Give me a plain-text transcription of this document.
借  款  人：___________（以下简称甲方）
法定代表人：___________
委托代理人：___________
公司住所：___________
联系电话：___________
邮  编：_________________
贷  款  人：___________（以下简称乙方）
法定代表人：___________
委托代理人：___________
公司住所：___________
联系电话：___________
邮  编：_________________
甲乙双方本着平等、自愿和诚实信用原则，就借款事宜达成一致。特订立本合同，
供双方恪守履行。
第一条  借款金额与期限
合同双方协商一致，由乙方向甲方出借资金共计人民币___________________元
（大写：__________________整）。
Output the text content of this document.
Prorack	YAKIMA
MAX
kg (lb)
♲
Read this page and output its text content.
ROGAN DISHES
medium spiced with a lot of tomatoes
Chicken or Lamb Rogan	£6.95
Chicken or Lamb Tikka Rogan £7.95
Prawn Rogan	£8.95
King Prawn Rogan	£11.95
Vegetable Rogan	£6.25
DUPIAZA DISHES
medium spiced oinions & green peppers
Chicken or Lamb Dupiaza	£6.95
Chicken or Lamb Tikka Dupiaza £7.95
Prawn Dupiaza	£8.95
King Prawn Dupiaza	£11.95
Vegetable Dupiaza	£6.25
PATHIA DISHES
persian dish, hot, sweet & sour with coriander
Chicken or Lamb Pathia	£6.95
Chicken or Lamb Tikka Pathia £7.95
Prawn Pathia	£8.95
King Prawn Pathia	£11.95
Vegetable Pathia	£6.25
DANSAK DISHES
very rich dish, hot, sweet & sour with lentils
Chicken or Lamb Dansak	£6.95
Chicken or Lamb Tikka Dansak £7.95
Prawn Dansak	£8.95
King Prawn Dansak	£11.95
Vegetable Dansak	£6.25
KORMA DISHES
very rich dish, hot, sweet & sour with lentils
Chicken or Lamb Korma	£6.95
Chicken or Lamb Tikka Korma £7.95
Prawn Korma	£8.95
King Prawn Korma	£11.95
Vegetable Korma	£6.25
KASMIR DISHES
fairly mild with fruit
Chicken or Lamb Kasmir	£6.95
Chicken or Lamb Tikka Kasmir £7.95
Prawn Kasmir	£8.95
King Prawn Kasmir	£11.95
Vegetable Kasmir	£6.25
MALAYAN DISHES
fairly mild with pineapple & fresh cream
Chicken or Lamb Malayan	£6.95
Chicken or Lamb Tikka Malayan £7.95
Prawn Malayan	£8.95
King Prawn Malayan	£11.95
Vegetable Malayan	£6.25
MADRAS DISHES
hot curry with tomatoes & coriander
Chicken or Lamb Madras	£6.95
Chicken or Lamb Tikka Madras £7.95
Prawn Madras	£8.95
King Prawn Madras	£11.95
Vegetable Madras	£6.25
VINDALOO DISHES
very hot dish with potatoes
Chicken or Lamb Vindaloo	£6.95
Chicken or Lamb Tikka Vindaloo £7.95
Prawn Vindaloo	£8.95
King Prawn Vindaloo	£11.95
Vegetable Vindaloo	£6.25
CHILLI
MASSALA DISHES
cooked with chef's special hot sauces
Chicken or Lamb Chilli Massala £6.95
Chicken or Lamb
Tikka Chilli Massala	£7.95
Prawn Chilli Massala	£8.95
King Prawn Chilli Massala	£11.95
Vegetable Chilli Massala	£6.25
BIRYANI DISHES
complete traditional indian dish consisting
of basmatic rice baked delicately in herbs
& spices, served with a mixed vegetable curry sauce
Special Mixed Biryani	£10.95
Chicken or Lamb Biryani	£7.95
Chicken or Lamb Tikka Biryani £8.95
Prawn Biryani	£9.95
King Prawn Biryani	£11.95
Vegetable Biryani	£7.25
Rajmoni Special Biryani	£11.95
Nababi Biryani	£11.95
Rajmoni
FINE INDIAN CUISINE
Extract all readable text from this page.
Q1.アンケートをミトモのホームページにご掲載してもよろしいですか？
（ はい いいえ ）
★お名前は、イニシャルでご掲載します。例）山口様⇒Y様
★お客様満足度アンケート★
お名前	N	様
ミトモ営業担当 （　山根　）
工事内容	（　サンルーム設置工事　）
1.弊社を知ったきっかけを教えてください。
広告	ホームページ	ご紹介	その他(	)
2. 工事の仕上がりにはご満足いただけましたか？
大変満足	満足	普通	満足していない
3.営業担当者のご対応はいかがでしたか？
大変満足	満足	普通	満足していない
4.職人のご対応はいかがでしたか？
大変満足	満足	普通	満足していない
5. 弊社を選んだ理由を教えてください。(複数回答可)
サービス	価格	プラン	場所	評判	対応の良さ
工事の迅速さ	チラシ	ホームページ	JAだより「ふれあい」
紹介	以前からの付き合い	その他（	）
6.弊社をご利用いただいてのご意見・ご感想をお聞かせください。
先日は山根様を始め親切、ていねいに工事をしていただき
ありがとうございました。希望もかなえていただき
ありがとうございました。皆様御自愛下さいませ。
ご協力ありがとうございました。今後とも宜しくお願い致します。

::::

What to produce – Locate the word "with" in the records above, and return each line that has it.

Task solution –
medium spiced with a lot of tomatoes
persian dish, hot, sweet & sour with coriander
very rich dish, hot, sweet & sour with lentils
very rich dish, hot, sweet & sour with lentils
fairly mild with fruit
fairly mild with pineapple & fresh cream
hot curry with tomatoes & coriander
very hot dish with potatoes
cooked with chef's special hot sauces
& spices, served with a mixed vegetable curry sauce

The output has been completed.